Data entries
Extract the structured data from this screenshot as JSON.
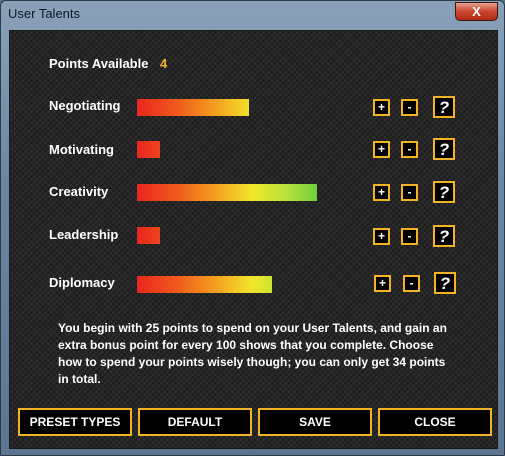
{
  "window": {
    "title": "User Talents",
    "close_label": "X"
  },
  "points": {
    "label": "Points Available",
    "value": "4"
  },
  "talents": [
    {
      "label": "Negotiating",
      "level": 0.62
    },
    {
      "label": "Motivating",
      "level": 0.13
    },
    {
      "label": "Creativity",
      "level": 1.0
    },
    {
      "label": "Leadership",
      "level": 0.13
    },
    {
      "label": "Diplomacy",
      "level": 0.75
    }
  ],
  "controls": {
    "plus_label": "+",
    "minus_label": "-",
    "help_label": "?"
  },
  "description": "You begin with 25 points to spend on your User Talents, and gain an extra bonus point for every 100 shows that you complete. Choose how to spend your points wisely though; you can only get 34 points in total.",
  "buttons": {
    "preset": "PRESET TYPES",
    "default": "DEFAULT",
    "save": "SAVE",
    "close": "CLOSE"
  },
  "colors": {
    "accent": "#f4b323",
    "bar_start": "#e8261e",
    "bar_mid": "#f1e62a",
    "bar_end": "#6fcf3a"
  }
}
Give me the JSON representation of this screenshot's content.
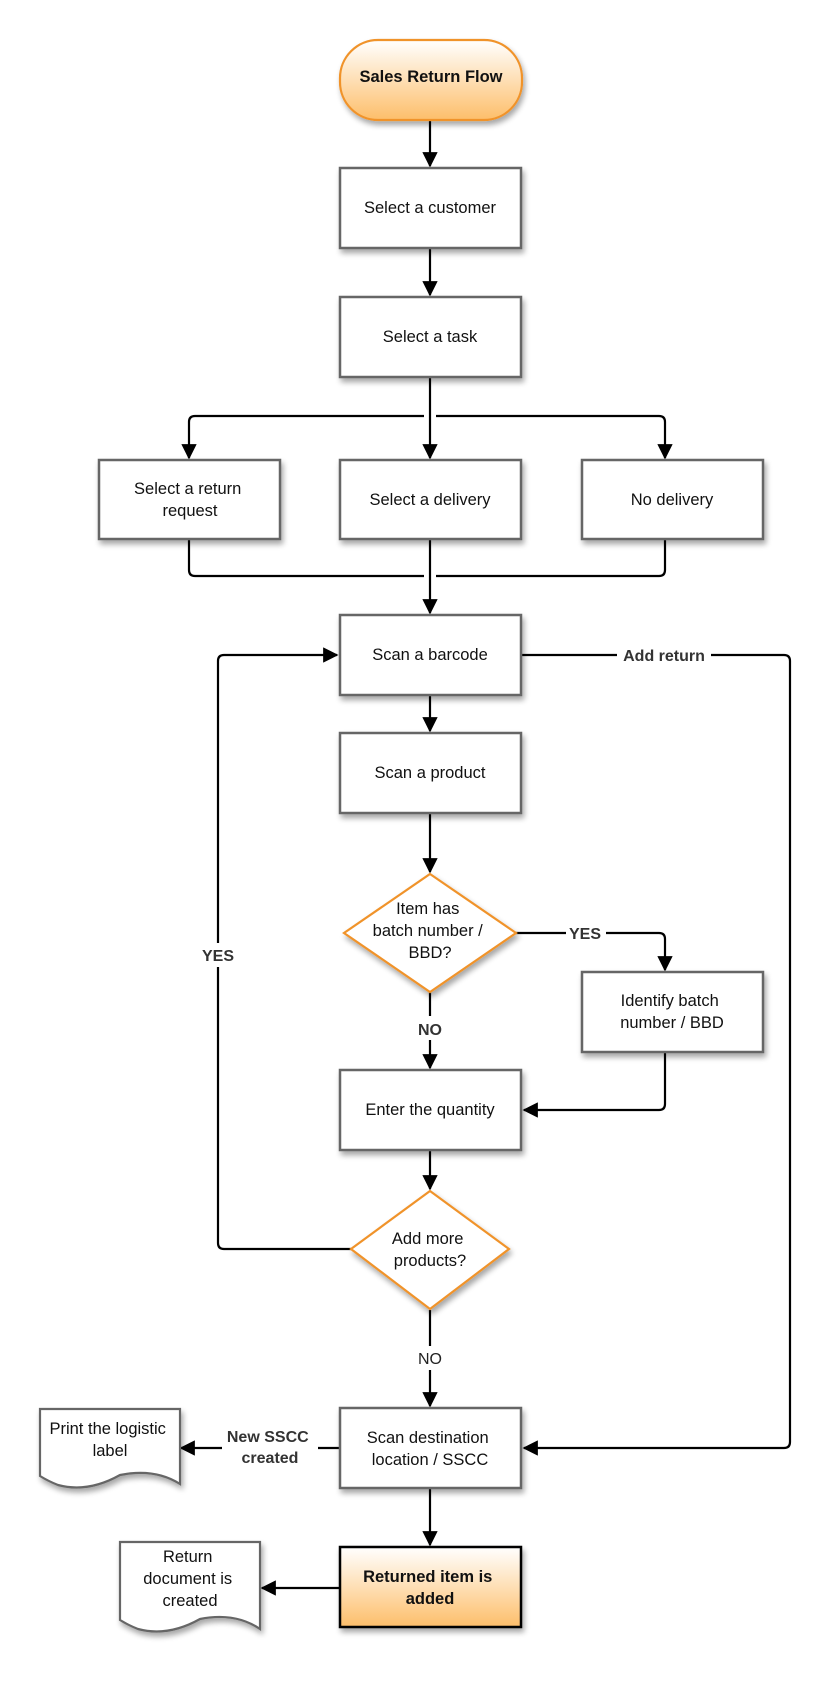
{
  "diagram": {
    "title": "Sales Return Flow",
    "accent_color": "#F0932B",
    "nodes": {
      "start": "Sales Return Flow",
      "select_customer": "Select a customer",
      "select_task": "Select a task",
      "select_return_request": [
        "Select a return",
        "request"
      ],
      "select_delivery": "Select a delivery",
      "no_delivery": "No delivery",
      "scan_barcode": "Scan a barcode",
      "scan_product": "Scan a product",
      "batch_decision": [
        "Item has",
        "batch number /",
        "BBD?"
      ],
      "identify_batch": [
        "Identify batch",
        "number / BBD"
      ],
      "enter_quantity": "Enter the quantity",
      "more_products_decision": [
        "Add more",
        "products?"
      ],
      "scan_destination": [
        "Scan destination",
        "location / SSCC"
      ],
      "print_label": [
        "Print the logistic",
        "label"
      ],
      "returned_item_added": [
        "Returned item is",
        "added"
      ],
      "return_document": [
        "Return",
        "document is",
        "created"
      ]
    },
    "edge_labels": {
      "add_return": "Add return",
      "batch_yes": "YES",
      "batch_no": "NO",
      "more_yes": "YES",
      "more_no": "NO",
      "new_sscc": [
        "New SSCC",
        "created"
      ]
    }
  }
}
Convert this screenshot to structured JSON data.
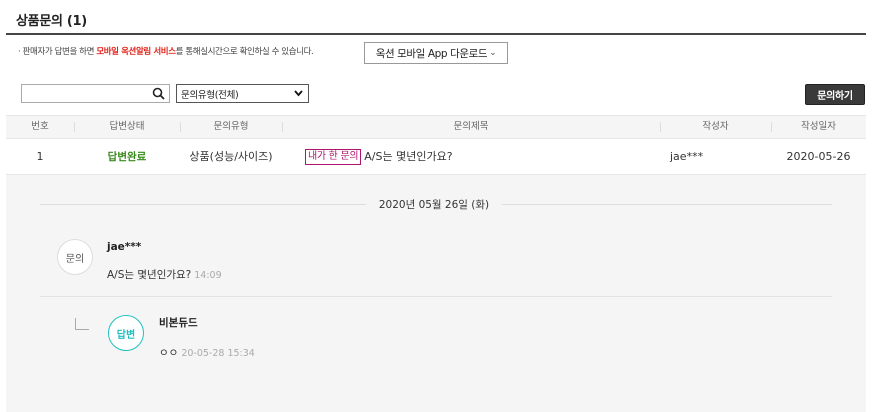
{
  "section": {
    "title": "상품문의 (1)"
  },
  "notice": {
    "bullet": "·",
    "pre": "판매자가 답변을 하면 ",
    "highlight": "모바일 옥션알림 서비스",
    "post": "를 통해실시간으로 확인하실 수 있습니다."
  },
  "app_download": {
    "label": "옥션 모바일 App 다운로드",
    "chevron": "⌄"
  },
  "search": {
    "value": "",
    "placeholder": ""
  },
  "filter": {
    "selected": "문의유형(전체)"
  },
  "ask_button": {
    "label": "문의하기"
  },
  "table": {
    "headers": {
      "no": "번호",
      "status": "답변상태",
      "type": "문의유형",
      "subject": "문의제목",
      "author": "작성자",
      "date": "작성일자"
    },
    "rows": [
      {
        "no": "1",
        "status": "답변완료",
        "type": "상품(성능/사이즈)",
        "badge": "내가 한 문의",
        "subject": "A/S는 몇년인가요?",
        "author": "jae***",
        "date": "2020-05-26"
      }
    ]
  },
  "detail": {
    "date": "2020년 05월 26일 (화)",
    "question": {
      "label": "문의",
      "author": "jae***",
      "text": "A/S는 몇년인가요?",
      "time": "14:09"
    },
    "answer": {
      "label": "답변",
      "author": "비본듀드",
      "text": "ㅇㅇ",
      "time": "20-05-28 15:34"
    }
  },
  "colors": {
    "highlight_red": "#e2231a",
    "status_green": "#3a8a1e",
    "badge_magenta": "#b0146e",
    "answer_teal": "#1fbfbf",
    "button_dark": "#3a3a3a"
  },
  "icons": [
    "search-icon",
    "chevron-down-icon",
    "reply-arrow-icon"
  ]
}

(GIVEN PROBLEM)
Give only the number of lines in the entries that contain "author".

(FINISHED EXERCISE)
4